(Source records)
>> START

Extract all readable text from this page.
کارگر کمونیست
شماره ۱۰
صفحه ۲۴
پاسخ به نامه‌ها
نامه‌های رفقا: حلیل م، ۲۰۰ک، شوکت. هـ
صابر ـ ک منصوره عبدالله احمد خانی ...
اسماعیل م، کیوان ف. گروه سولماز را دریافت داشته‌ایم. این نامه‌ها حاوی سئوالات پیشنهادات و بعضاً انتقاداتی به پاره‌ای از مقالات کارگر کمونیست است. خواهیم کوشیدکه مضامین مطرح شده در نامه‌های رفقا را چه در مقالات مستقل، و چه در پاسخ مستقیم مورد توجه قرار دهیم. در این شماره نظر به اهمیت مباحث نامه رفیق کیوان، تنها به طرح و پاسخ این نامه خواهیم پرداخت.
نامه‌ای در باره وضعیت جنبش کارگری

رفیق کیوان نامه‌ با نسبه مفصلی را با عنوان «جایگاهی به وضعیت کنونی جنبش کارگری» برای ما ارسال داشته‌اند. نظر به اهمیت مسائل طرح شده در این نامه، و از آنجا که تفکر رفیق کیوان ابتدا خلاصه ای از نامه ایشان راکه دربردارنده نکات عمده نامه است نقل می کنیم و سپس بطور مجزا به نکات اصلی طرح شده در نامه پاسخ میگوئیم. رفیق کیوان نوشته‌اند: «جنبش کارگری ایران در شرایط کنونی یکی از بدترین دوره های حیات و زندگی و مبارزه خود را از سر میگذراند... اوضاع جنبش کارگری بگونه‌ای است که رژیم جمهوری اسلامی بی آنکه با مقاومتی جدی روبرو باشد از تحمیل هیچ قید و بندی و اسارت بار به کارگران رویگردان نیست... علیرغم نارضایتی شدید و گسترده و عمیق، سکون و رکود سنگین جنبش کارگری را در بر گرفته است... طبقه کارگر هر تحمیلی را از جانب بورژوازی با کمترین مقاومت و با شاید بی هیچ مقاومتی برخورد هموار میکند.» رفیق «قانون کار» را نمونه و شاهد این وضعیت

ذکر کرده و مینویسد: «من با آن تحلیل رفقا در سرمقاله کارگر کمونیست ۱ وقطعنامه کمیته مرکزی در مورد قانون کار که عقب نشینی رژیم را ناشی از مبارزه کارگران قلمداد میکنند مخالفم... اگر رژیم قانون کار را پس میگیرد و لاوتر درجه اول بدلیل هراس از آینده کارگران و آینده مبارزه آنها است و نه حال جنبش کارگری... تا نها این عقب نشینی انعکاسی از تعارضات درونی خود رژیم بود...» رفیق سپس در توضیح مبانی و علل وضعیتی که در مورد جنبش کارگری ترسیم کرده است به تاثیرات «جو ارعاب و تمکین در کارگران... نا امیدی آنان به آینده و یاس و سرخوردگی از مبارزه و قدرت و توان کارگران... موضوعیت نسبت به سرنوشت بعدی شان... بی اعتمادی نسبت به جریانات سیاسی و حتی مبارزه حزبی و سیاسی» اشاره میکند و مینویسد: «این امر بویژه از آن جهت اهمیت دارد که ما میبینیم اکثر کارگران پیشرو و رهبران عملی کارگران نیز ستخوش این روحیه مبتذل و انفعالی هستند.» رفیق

>> END

* Task: Give the complete listing a second time, exactly as it reads.

* Answer to the task:
Extract all readable text from this page.
کارگر کمونیست
شماره ۱۰
صفحه ۲۴
پاسخ به نامه‌ها
نامه‌های رفقا: حلیل م، ۲۰۰ک، شوکت. هـ
صابر ـ ک منصوره عبدالله احمد خانی ...
اسماعیل م، کیوان ف. گروه سولماز را دریافت داشته‌ایم. این نامه‌ها حاوی سئوالات پیشنهادات و بعضاً انتقاداتی به پاره‌ای از مقالات کارگر کمونیست است. خواهیم کوشیدکه مضامین مطرح شده در نامه‌های رفقا را چه در مقالات مستقل، و چه در پاسخ مستقیم مورد توجه قرار دهیم. در این شماره نظر به اهمیت مباحث نامه رفیق کیوان، تنها به طرح و پاسخ این نامه خواهیم پرداخت.
نامه‌ای در باره وضعیت جنبش کارگری

رفیق کیوان نامه‌ با نسبه مفصلی را با عنوان «جایگاهی به وضعیت کنونی جنبش کارگری» برای ما ارسال داشته‌اند. نظر به اهمیت مسائل طرح شده در این نامه، و از آنجا که تفکر رفیق کیوان ابتدا خلاصه ای از نامه ایشان راکه دربردارنده نکات عمده نامه است نقل می کنیم و سپس بطور مجزا به نکات اصلی طرح شده در نامه پاسخ میگوئیم. رفیق کیوان نوشته‌اند: «جنبش کارگری ایران در شرایط کنونی یکی از بدترین دوره های حیات و زندگی و مبارزه خود را از سر میگذراند... اوضاع جنبش کارگری بگونه‌ای است که رژیم جمهوری اسلامی بی آنکه با مقاومتی جدی روبرو باشد از تحمیل هیچ قید و بندی و اسارت بار به کارگران رویگردان نیست... علیرغم نارضایتی شدید و گسترده و عمیق، سکون و رکود سنگین جنبش کارگری را در بر گرفته است... طبقه کارگر هر تحمیلی را از جانب بورژوازی با کمترین مقاومت و با شاید بی هیچ مقاومتی برخورد هموار میکند.» رفیق «قانون کار» را نمونه و شاهد این وضعیت

ذکر کرده و مینویسد: «من با آن تحلیل رفقا در سرمقاله کارگر کمونیست ۱ وقطعنامه کمیته مرکزی در مورد قانون کار که عقب نشینی رژیم را ناشی از مبارزه کارگران قلمداد میکنند مخالفم... اگر رژیم قانون کار را پس میگیرد و لاوتر درجه اول بدلیل هراس از آینده کارگران و آینده مبارزه آنها است و نه حال جنبش کارگری... تا نها این عقب نشینی انعکاسی از تعارضات درونی خود رژیم بود...» رفیق سپس در توضیح مبانی و علل وضعیتی که در مورد جنبش کارگری ترسیم کرده است به تاثیرات «جو ارعاب و تمکین در کارگران... نا امیدی آنان به آینده و یاس و سرخوردگی از مبارزه و قدرت و توان کارگران... موضوعیت نسبت به سرنوشت بعدی شان... بی اعتمادی نسبت به جریانات سیاسی و حتی مبارزه حزبی و سیاسی» اشاره میکند و مینویسد: «این امر بویژه از آن جهت اهمیت دارد که ما میبینیم اکثر کارگران پیشرو و رهبران عملی کارگران نیز ستخوش این روحیه مبتذل و انفعالی هستند.» رفیق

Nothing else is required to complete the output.